::: Extracted records :::

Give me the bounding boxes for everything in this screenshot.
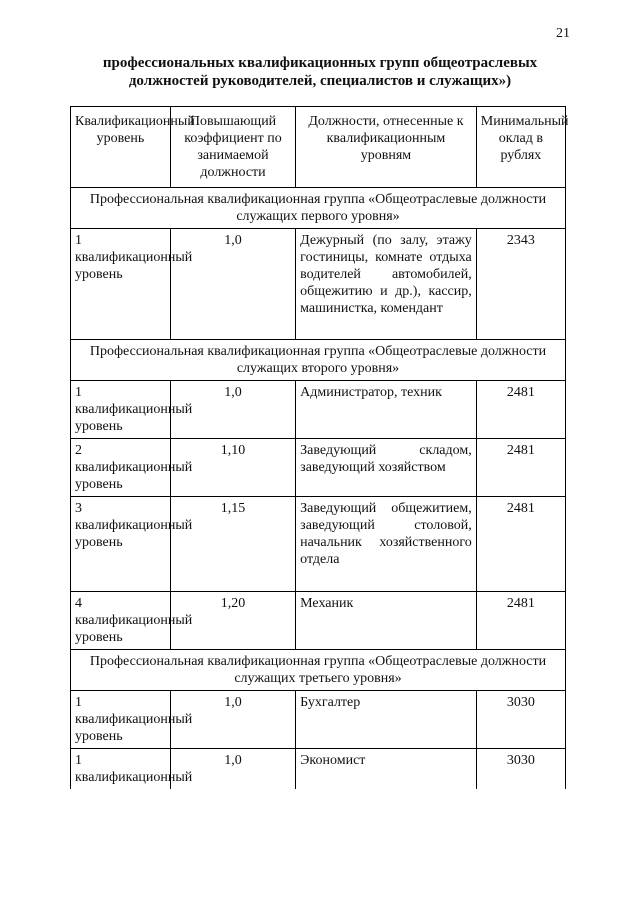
cell-positions: Заведующий складом, заведующий хозяйством: [296, 439, 477, 497]
salary-table: [70, 106, 569, 789]
table-row: [71, 691, 566, 749]
cell-salary: 2481: [476, 497, 565, 592]
cell-coefficient: 1,0: [170, 229, 295, 340]
group-row: [71, 650, 566, 691]
cell-positions: Дежурный (по залу, этажу гостиницы, комнате отдыха водителей автомобилей, общежитию и др.), кассир, машинистка, комендант: [296, 229, 477, 340]
cell-level: 4 квалификационный уровень: [71, 592, 171, 650]
cell-coefficient: 1,0: [170, 691, 295, 749]
cell-positions: Экономист: [296, 749, 477, 790]
cell-coefficient: 1,0: [170, 749, 295, 790]
table-row: [71, 381, 566, 439]
cell-level: 1 квалификационный уровень: [71, 691, 171, 749]
table-row: [71, 439, 566, 497]
cell-salary: 2481: [476, 381, 565, 439]
cell-coefficient: 1,10: [170, 439, 295, 497]
cell-salary: 2481: [476, 592, 565, 650]
cell-level: 2 квалификационный уровень: [71, 439, 171, 497]
cell-salary: 3030: [476, 691, 565, 749]
group-row: [71, 188, 566, 229]
header-level: Квалификационный уровень: [71, 107, 171, 188]
cell-coefficient: 1,20: [170, 592, 295, 650]
header-salary: Минимальный оклад в рублях: [476, 107, 565, 188]
table-row: [71, 229, 566, 340]
document-heading: профессиональных квалификационных групп общеотраслевых должностей руководителей, специалистов и служащих»): [102, 55, 538, 89]
cell-level: 1 квалификационный: [71, 749, 171, 790]
cell-salary: 3030: [476, 749, 565, 790]
group-title-second-level: Профессиональная квалификационная группа «Общеотраслевые должности служащих второго уровня»: [71, 340, 566, 381]
table-header-row: [71, 107, 566, 188]
header-positions: Должности, отнесенные к квалификационным уровням: [296, 107, 477, 188]
cell-coefficient: 1,0: [170, 381, 295, 439]
cell-positions: Администратор, техник: [296, 381, 477, 439]
cell-salary: 2343: [476, 229, 565, 340]
cell-coefficient: 1,15: [170, 497, 295, 592]
cell-level: 3 квалификационный уровень: [71, 497, 171, 592]
cell-level: 1 квалификационный уровень: [71, 229, 171, 340]
page-number: 21: [556, 26, 570, 41]
table-row: [71, 749, 566, 790]
cell-level: 1 квалификационный уровень: [71, 381, 171, 439]
cell-positions: Заведующий общежитием, заведующий столовой, начальник хозяйственного отдела: [296, 497, 477, 592]
cell-salary: 2481: [476, 439, 565, 497]
cell-positions: Бухгалтер: [296, 691, 477, 749]
header-coefficient: Повышающий коэффициент по занимаемой должности: [170, 107, 295, 188]
group-title-third-level: Профессиональная квалификационная группа «Общеотраслевые должности служащих третьего уровня»: [71, 650, 566, 691]
table-row: [71, 497, 566, 592]
cell-positions: Механик: [296, 592, 477, 650]
group-title-first-level: Профессиональная квалификационная группа «Общеотраслевые должности служащих первого уровня»: [71, 188, 566, 229]
table-row: [71, 592, 566, 650]
group-row: [71, 340, 566, 381]
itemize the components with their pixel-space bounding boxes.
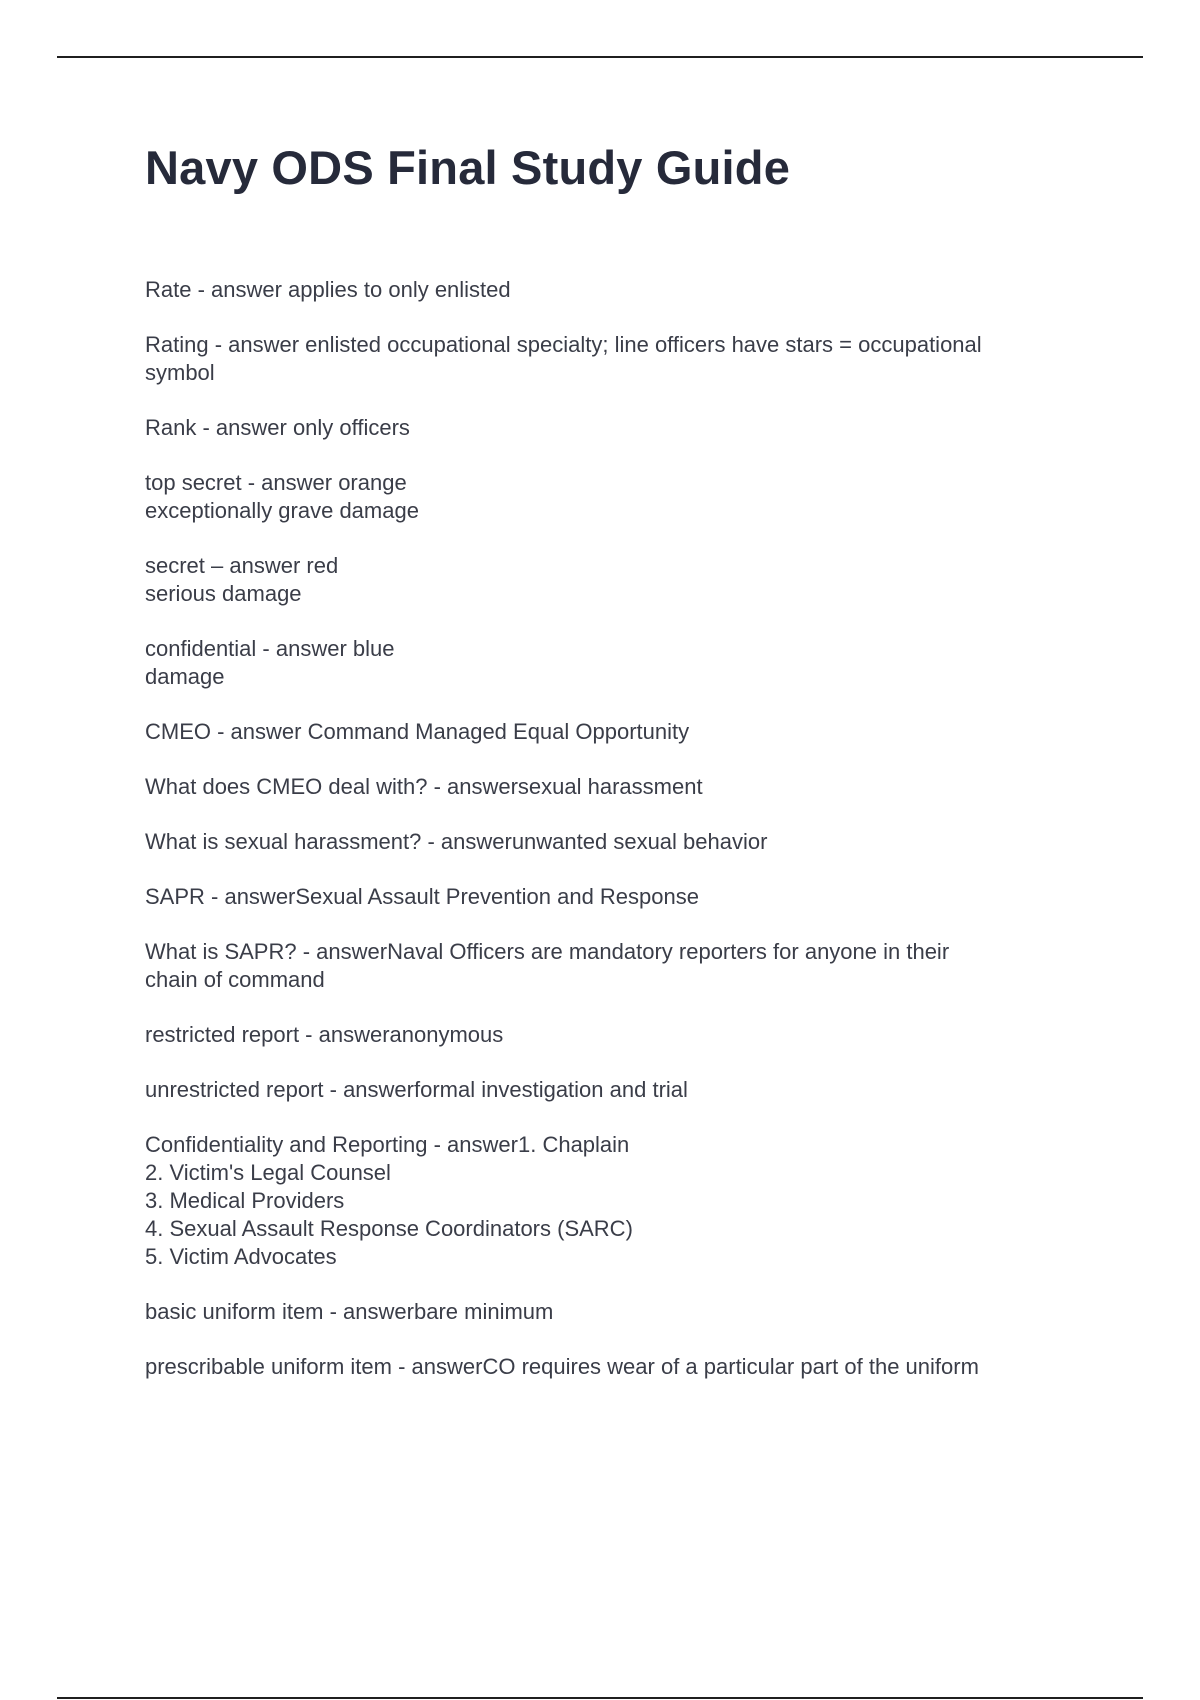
entry-text: symbol [145, 360, 215, 385]
entry-cmeo [145, 718, 1085, 746]
entry-text: Rank - answer only officers [145, 415, 410, 440]
entry-text: CMEO - answer Command Managed Equal Opportunity [145, 719, 690, 744]
entry-basic-uniform-item [145, 1298, 1085, 1326]
entry-confidential [145, 635, 1085, 691]
entry-text: prescribable uniform item - answerCO requires wear of a particular part of the uniform [145, 1354, 979, 1379]
entry-text: 2. Victim's Legal Counsel [145, 1160, 391, 1185]
entry-text: damage [145, 664, 225, 689]
entry-prescribable-uniform-item [145, 1353, 1085, 1381]
entry-text: confidential - answer blue [145, 636, 395, 661]
entry-text: What does CMEO deal with? - answersexual harassment [145, 774, 703, 799]
entry-cmeo-deals-with [145, 773, 1085, 801]
entry-text: restricted report - answeranonymous [145, 1022, 504, 1047]
entry-secret [145, 552, 1085, 608]
entry-text: 5. Victim Advocates [145, 1244, 337, 1269]
entry-text: SAPR - answerSexual Assault Prevention and Response [145, 884, 699, 909]
entry-rank [145, 414, 1085, 442]
entry-restricted-report [145, 1021, 1085, 1049]
entry-text: Rating - answer enlisted occupational specialty; line officers have stars = occupational [145, 332, 982, 357]
entry-rating [145, 331, 1085, 387]
study-entries [145, 276, 1085, 1381]
entry-text: serious damage [145, 581, 302, 606]
entry-text: secret – answer red [145, 553, 339, 578]
entry-sexual-harassment [145, 828, 1085, 856]
entry-unrestricted-report [145, 1076, 1085, 1104]
entry-text: What is sexual harassment? - answerunwanted sexual behavior [145, 829, 768, 854]
bottom-divider [57, 1697, 1143, 1699]
entry-text: chain of command [145, 967, 325, 992]
entry-text: Rate - answer applies to only enlisted [145, 277, 511, 302]
entry-text: basic uniform item - answerbare minimum [145, 1299, 554, 1324]
entry-confidentiality-reporting [145, 1131, 1085, 1271]
entry-what-is-sapr [145, 938, 1085, 994]
entry-text: exceptionally grave damage [145, 498, 419, 523]
entry-rate [145, 276, 1085, 304]
page-title: Navy ODS Final Study Guide [145, 141, 791, 194]
entry-text: 4. Sexual Assault Response Coordinators (SARC) [145, 1216, 633, 1241]
document-body [145, 140, 1085, 1408]
top-divider [57, 56, 1143, 58]
entry-text: What is SAPR? - answerNaval Officers are mandatory reporters for anyone in their [145, 939, 950, 964]
entry-top-secret [145, 469, 1085, 525]
entry-text: Confidentiality and Reporting - answer1. Chaplain [145, 1132, 630, 1157]
entry-text: unrestricted report - answerformal investigation and trial [145, 1077, 688, 1102]
entry-text: top secret - answer orange [145, 470, 407, 495]
entry-sapr [145, 883, 1085, 911]
entry-text: 3. Medical Providers [145, 1188, 345, 1213]
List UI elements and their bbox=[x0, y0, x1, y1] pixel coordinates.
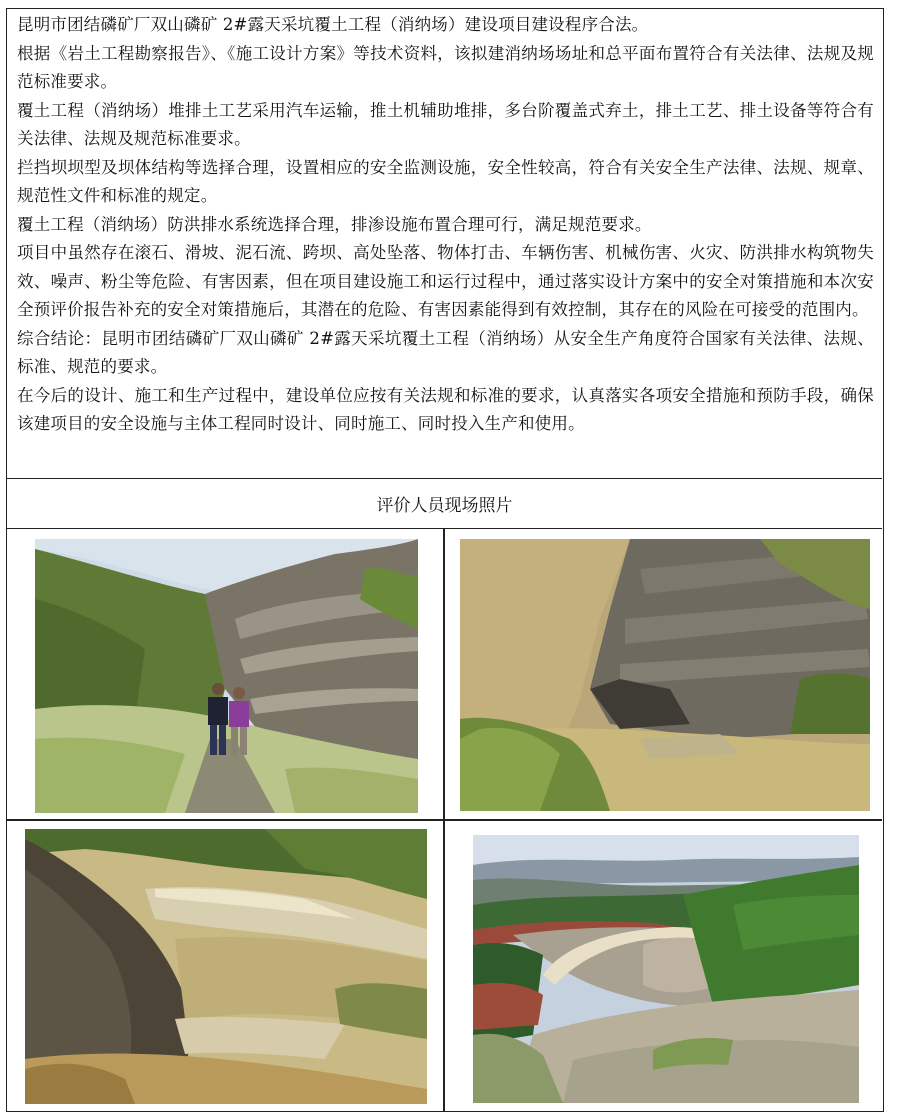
paragraph-hazards: 项目中虽然存在滚石、滑坡、泥石流、跨坝、高处坠落、物体打击、车辆伤害、机械伤害、火灾、防洪排水构筑物失效、噪声、粉尘等危险、有害因素，但在项目建设施工和运行过程中，通过落实设计方案中的安全对策措施和本次安全预评价报告补充的安全对策措施后，其潜在的危险、有害因素能得到有效控制，其存在的风险在可接受的范围内。 bbox=[17, 243, 874, 319]
site-photo-inspectors bbox=[35, 539, 418, 813]
paragraph-dumping-process: 覆土工程（消纳场）堆排土工艺采用汽车运输，推土机辅助堆排，多台阶覆盖式弃土，排土工艺、排土设备等符合有关法律、法规及规范标准要求。 bbox=[17, 100, 874, 148]
site-photo-valley-road bbox=[25, 829, 427, 1104]
paragraph-drainage: 覆土工程（消纳场）防洪排水系统选择合理，排渗设施布置合理可行，满足规范要求。 bbox=[17, 214, 652, 234]
report-table bbox=[6, 8, 884, 1112]
conclusion-cell bbox=[7, 9, 882, 479]
row-divider bbox=[7, 819, 882, 821]
site-photo-hillside-overview bbox=[473, 835, 859, 1103]
paragraph-site-layout: 根据《岩土工程勘察报告》、《施工设计方案》等技术资料，该拟建消纳场场址和总平面布置符合有关法律、法规及规范标准要求。 bbox=[17, 43, 874, 91]
paragraph-procedure: 昆明市团结磷矿厂双山磷矿 2#露天采坑覆土工程（消纳场）建设项目建设程序合法。 bbox=[17, 15, 649, 34]
paragraph-recommendations: 在今后的设计、施工和生产过程中，建设单位应按有关法规和标准的要求，认真落实各项安全措施和预防手段，确保该建项目的安全设施与主体工程同时设计、同时施工、同时投入生产和使用。 bbox=[17, 385, 874, 433]
paragraph-overall-conclusion: 综合结论：昆明市团结磷矿厂双山磷矿 2#露天采坑覆土工程（消纳场）从安全生产角度符合国家有关法律、法规、标准、规范的要求。 bbox=[17, 328, 874, 376]
paragraph-dam-structure: 拦挡坝坝型及坝体结构等选择合理，设置相应的安全监测设施，安全性较高，符合有关安全生产法律、法规、规章、规范性文件和标准的规定。 bbox=[17, 157, 874, 205]
photo-caption: 评价人员现场照片 bbox=[7, 479, 882, 529]
site-photo-quarry-face bbox=[460, 539, 870, 811]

:::

▸ Your task
Copy everything from the line containing "cell-positions: Заведующий складом, заведующий" down to the line containing "group-row: [71, 650, 566, 691]", substituting "wage-table" for "salary-table" and changing nothing else. Give only those lines.

▸ Answer below
cell-positions: Заведующий складом, заведующий хозяйством: [296, 439, 477, 497]
wage-table: [70, 106, 569, 789]
table-row: [71, 691, 566, 749]
cell-salary: 2481: [476, 497, 565, 592]
cell-coefficient: 1,0: [170, 229, 295, 340]
group-row: [71, 650, 566, 691]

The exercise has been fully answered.